→ **Given request**:
Every line below that includes "Marks" counts toward the total. Report that total alone.

→ **Recorded information**:
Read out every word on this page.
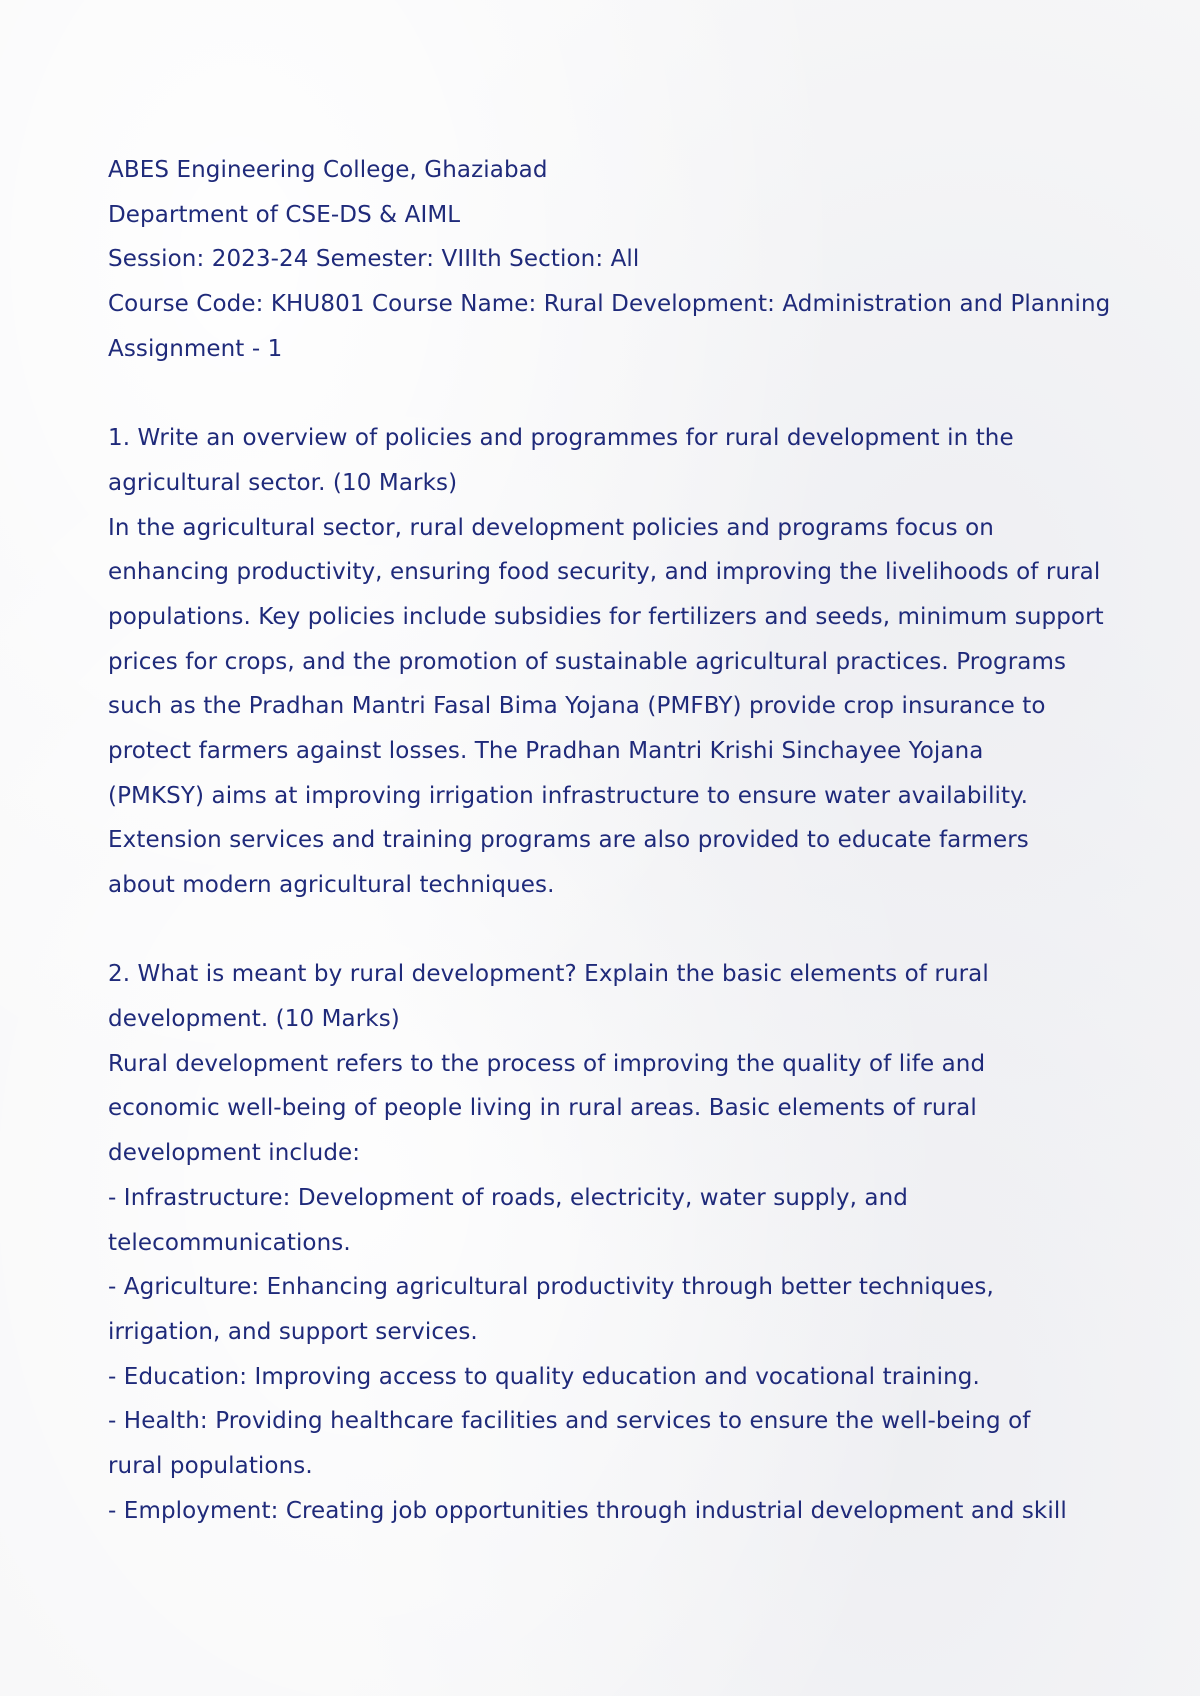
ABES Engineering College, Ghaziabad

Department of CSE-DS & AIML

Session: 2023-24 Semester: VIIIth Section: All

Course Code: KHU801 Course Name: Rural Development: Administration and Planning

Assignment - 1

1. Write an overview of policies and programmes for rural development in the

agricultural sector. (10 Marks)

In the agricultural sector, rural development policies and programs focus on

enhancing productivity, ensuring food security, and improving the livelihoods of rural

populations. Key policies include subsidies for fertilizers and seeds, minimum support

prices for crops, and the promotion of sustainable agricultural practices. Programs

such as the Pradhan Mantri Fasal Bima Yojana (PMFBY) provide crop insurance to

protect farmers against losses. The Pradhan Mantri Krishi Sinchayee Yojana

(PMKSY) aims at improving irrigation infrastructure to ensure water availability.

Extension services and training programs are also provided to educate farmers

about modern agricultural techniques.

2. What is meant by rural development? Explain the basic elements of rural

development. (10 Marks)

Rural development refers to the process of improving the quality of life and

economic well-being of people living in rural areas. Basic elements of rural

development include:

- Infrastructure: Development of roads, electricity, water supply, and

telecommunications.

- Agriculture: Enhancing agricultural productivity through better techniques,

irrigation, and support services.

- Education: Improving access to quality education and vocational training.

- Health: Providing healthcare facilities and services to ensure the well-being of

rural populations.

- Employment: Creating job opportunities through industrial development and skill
...
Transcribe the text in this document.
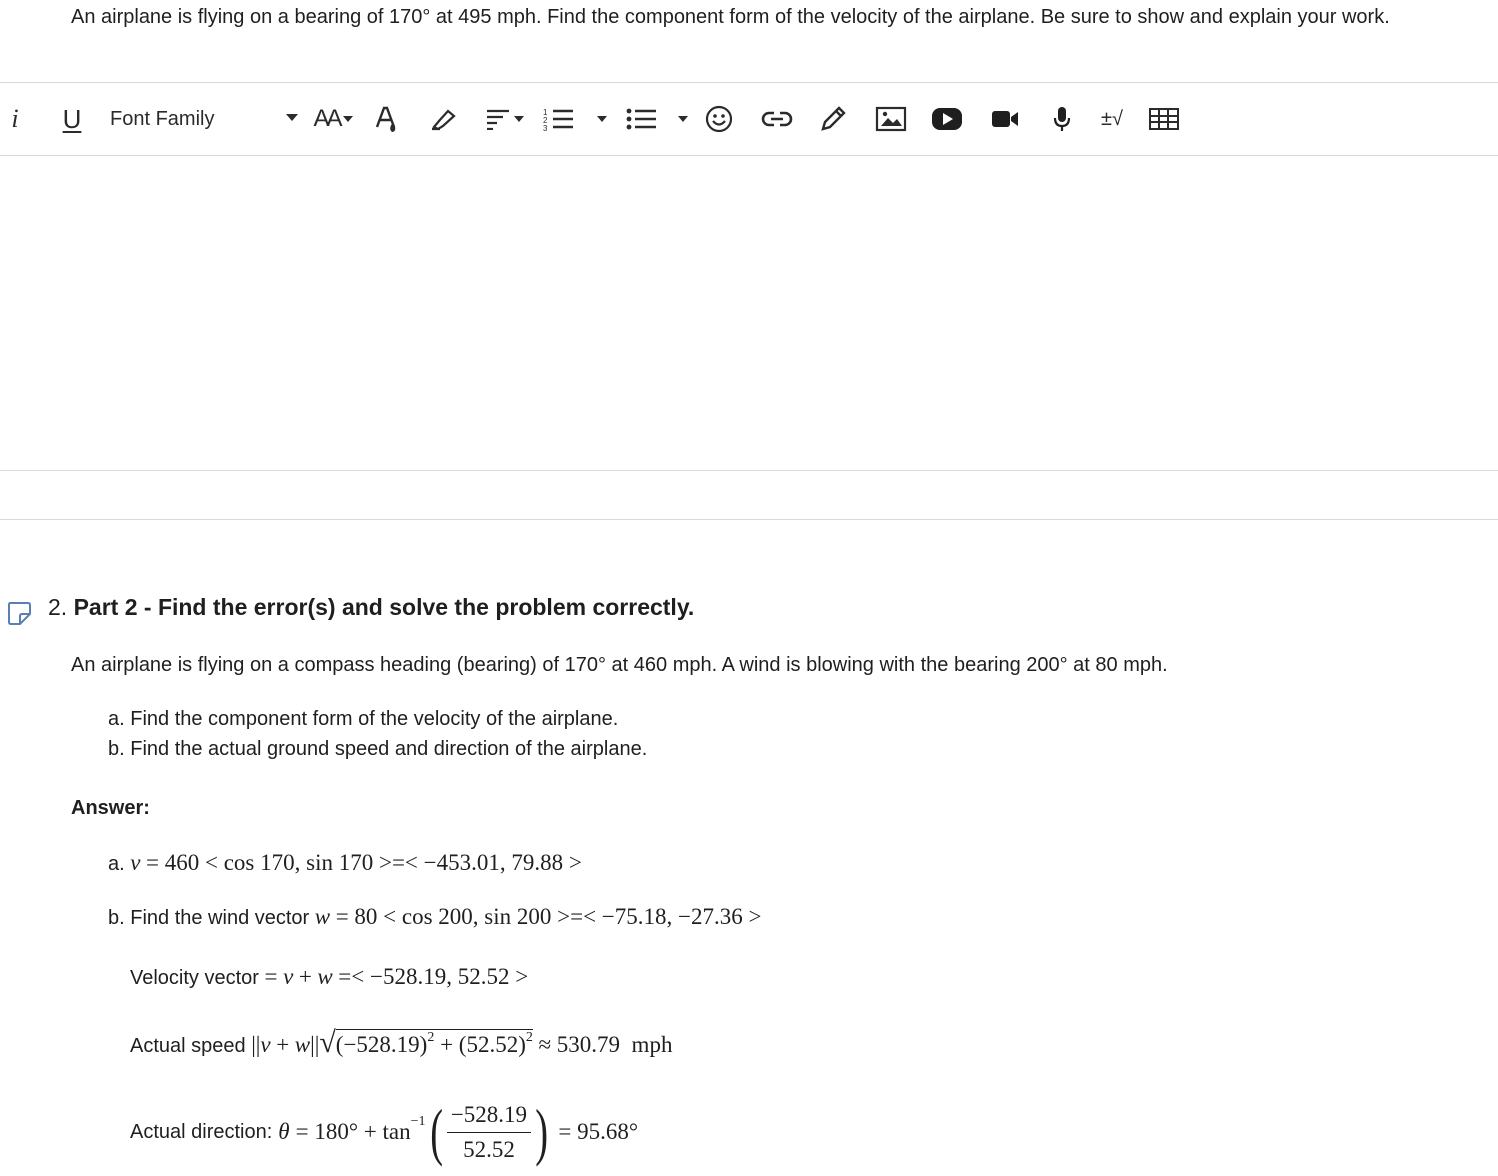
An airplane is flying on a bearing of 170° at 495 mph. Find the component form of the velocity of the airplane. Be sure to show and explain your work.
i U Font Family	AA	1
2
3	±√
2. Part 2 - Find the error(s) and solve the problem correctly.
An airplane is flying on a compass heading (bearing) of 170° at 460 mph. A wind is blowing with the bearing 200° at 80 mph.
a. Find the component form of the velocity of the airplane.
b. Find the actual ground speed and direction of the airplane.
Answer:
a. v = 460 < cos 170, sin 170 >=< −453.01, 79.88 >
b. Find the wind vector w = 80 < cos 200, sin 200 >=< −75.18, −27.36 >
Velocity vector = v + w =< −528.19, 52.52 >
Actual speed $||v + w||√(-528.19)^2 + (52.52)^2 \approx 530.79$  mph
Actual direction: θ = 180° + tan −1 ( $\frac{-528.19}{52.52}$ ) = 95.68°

→ **Task solution**:
2